::: SUPPLIED ENTRIES :::

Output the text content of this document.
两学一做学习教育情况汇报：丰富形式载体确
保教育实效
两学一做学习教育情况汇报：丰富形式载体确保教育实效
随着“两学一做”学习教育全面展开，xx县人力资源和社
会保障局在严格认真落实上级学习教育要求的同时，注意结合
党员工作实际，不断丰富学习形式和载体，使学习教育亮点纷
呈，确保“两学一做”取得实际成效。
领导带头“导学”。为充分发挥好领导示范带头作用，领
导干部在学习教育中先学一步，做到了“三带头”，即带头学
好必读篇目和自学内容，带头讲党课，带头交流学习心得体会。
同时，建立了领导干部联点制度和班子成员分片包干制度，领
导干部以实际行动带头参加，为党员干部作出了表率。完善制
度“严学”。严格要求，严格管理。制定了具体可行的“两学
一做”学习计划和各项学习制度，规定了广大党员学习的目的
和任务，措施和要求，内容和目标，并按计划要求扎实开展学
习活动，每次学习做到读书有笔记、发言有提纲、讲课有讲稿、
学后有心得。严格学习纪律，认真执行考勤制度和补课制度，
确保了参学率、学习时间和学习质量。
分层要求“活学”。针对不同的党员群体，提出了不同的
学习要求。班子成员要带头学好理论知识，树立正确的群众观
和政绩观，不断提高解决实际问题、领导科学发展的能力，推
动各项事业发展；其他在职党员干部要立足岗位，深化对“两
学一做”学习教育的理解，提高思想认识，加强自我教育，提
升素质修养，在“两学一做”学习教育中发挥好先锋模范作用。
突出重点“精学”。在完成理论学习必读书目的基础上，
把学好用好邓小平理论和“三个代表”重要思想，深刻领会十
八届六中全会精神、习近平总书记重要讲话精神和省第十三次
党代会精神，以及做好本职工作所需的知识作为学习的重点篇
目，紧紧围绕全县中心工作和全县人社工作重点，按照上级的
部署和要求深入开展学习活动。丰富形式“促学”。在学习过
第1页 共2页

:::

— AIM OF THE TASK —
Quote all of the entries exactly as they appear.

— FINISHED EXERCISE —
Output the text content of this document.
两学一做学习教育情况汇报：丰富形式载体确
保教育实效
两学一做学习教育情况汇报：丰富形式载体确保教育实效
随着“两学一做”学习教育全面展开，xx县人力资源和社
会保障局在严格认真落实上级学习教育要求的同时，注意结合
党员工作实际，不断丰富学习形式和载体，使学习教育亮点纷
呈，确保“两学一做”取得实际成效。
领导带头“导学”。为充分发挥好领导示范带头作用，领
导干部在学习教育中先学一步，做到了“三带头”，即带头学
好必读篇目和自学内容，带头讲党课，带头交流学习心得体会。
同时，建立了领导干部联点制度和班子成员分片包干制度，领
导干部以实际行动带头参加，为党员干部作出了表率。完善制
度“严学”。严格要求，严格管理。制定了具体可行的“两学
一做”学习计划和各项学习制度，规定了广大党员学习的目的
和任务，措施和要求，内容和目标，并按计划要求扎实开展学
习活动，每次学习做到读书有笔记、发言有提纲、讲课有讲稿、
学后有心得。严格学习纪律，认真执行考勤制度和补课制度，
确保了参学率、学习时间和学习质量。
分层要求“活学”。针对不同的党员群体，提出了不同的
学习要求。班子成员要带头学好理论知识，树立正确的群众观
和政绩观，不断提高解决实际问题、领导科学发展的能力，推
动各项事业发展；其他在职党员干部要立足岗位，深化对“两
学一做”学习教育的理解，提高思想认识，加强自我教育，提
升素质修养，在“两学一做”学习教育中发挥好先锋模范作用。
突出重点“精学”。在完成理论学习必读书目的基础上，
把学好用好邓小平理论和“三个代表”重要思想，深刻领会十
八届六中全会精神、习近平总书记重要讲话精神和省第十三次
党代会精神，以及做好本职工作所需的知识作为学习的重点篇
目，紧紧围绕全县中心工作和全县人社工作重点，按照上级的
部署和要求深入开展学习活动。丰富形式“促学”。在学习过
第1页 共2页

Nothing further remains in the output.